Article:
AWGN channel and binary phase shift keying (BPSK) are used for simulation.

We consider two setups: When number of flips is small (T = 10) and when it is significantly large (T = 50). For symbol-wise decoders maximal possible number of flips is limited by the number of information symbols of code but for generalized decoder it is reasonable to limit this value by the number of non-trivial subcodes [TeX:] $$\mathcal{R}_{1}, \mathcal{R} \mathcal{E} \mathcal{P}, \mathcal{S P C}.$$ (256, 128+ 16) and (512, 256+16) codes have less than 50 such subcodes and thus for this case we limit number of flips for subcodes based decoders by 10.

Figs. 10–13 represents simulation results for the proposed decoders with our new metric in comparison with scheme from [12]. As it can be noticed new SCLF / GSCLF decoders have the same performance as more complex ones from [12] both for T = 10 and T = 50. For (256, 128 + 16) GSCLF with T = 10 even has slightly better performance than bit-wise schemes.

As it can be seen from Figs. 10–13 for moderate length polar codes [TeX:] $$(N \leq 512)$$ decoders based on bit-flipping with T = 50 can achieve the performance of SCL-64 decoder. For polar codes of length N = 1024 flipping schemes (including CA-SCL-1 with [TeX:] $$\alpha=1.2)$$ with T = 50 can achieve the

performance of CA-SCL, L = 32 only. However, in [12] (Fig. 9) it was shown that CA-SCL-1 with T = 50 and [TeX:] $$\alpha=1.2$$ can achieve the performance of CA-SCL L = 64 for (1024; 512 + 16) polar code. This discrepancy in the simulation results can be explained as follows: it is known that performance of different decoding schemes depend on structure of polar code. In our simulations we use 5G NR polar code. Article [12] does not indicate the structure of the used polar codes. Perhaps, for other constructions of polar codes, the simulation results will be different, but for fair comparison we choose the decoder parameters [TeX:] $$(\mathrm{CRC}, L, \alpha, T)$$ coincide with ones in [12].

(Stored items from a collection)

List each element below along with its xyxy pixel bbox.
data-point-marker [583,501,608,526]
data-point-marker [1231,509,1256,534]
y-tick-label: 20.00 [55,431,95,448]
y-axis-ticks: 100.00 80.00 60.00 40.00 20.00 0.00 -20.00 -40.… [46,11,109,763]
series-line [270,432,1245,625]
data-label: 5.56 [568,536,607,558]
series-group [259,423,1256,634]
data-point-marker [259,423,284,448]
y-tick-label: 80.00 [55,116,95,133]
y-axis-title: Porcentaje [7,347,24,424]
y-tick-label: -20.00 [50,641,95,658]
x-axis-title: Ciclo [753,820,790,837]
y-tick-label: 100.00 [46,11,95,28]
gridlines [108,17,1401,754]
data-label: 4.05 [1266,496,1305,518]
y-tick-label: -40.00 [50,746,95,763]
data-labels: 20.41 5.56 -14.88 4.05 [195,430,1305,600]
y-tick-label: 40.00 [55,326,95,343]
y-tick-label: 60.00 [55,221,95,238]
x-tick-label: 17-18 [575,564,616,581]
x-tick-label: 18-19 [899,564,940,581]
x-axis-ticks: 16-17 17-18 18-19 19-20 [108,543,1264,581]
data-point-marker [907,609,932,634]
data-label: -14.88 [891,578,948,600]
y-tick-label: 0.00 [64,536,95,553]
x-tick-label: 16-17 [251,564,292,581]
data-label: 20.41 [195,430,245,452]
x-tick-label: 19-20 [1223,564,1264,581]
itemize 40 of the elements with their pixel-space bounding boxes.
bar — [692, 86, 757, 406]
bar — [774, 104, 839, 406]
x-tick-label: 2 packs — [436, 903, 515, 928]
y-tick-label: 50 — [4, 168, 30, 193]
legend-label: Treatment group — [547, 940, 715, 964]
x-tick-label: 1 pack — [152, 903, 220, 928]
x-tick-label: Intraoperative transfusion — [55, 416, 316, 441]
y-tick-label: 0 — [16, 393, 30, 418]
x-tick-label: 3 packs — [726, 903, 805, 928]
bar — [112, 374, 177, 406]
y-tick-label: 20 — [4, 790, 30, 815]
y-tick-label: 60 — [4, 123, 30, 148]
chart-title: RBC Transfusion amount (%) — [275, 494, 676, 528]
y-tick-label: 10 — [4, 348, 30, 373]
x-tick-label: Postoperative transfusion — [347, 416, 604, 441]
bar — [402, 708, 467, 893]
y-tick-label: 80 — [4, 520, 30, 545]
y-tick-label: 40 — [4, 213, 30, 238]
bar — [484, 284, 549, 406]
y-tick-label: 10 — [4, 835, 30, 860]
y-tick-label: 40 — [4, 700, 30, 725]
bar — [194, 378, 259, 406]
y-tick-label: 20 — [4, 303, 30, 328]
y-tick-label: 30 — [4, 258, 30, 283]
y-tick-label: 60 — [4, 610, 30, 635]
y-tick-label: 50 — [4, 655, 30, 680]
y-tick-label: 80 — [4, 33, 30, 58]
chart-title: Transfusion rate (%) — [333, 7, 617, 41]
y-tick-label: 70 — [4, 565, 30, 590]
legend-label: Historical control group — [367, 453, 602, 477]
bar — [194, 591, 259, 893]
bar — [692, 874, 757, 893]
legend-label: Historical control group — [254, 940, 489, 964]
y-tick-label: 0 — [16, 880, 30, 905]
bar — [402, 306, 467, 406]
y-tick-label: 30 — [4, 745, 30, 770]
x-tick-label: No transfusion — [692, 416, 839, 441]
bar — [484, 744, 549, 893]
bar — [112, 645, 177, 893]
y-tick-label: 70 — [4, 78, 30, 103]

Challenges:
1 – Do these statements agree with the excerpt on polar-code decoders? Answer yes or no for each, and quote the words that decide it. (a) The simulations use binary phase shift keying over an AWGN channel. (b) Article [12] specifies the structure of the polar codes it used. (c) For the (256, 128 + 16) code, GSCLF with T = 10 performs slightly better than bit-wise schemes.
2 – Can you update the stretch of the excerpt on polar-code decoders from "We consider two" through "decoders by 10.", replacing "subcodes" with "component codes"?
The listing is separate material, unrelated to the excerpt on polar-code decoders.

The replies:
1 –
(a) Yes: "AWGN channel and binary phase shift keying (BPSK) are used for simulation."
(b) No: "Article [12] does not indicate the structure of the used polar codes."
(c) Yes: "For (256, 128 + 16) GSCLF with T = 10 even has slightly better performance than bit-wise schemes."

2 –
We consider two setups: When number of flips is small (T = 10) and when it is significantly large (T = 50). For symbol-wise decoders maximal possible number of flips is limited by the number of information symbols of code but for generalized decoder it is reasonable to limit this value by the number of non-trivial component codes [TeX:] $$\mathcal{R}_{1}, \mathcal{R} \mathcal{E} \mathcal{P}, \mathcal{S P C}.$$ (256, 128+ 16) and (512, 256+16) codes have less than 50 such component codes and thus for this case we limit number of flips for component codes based decoders by 10.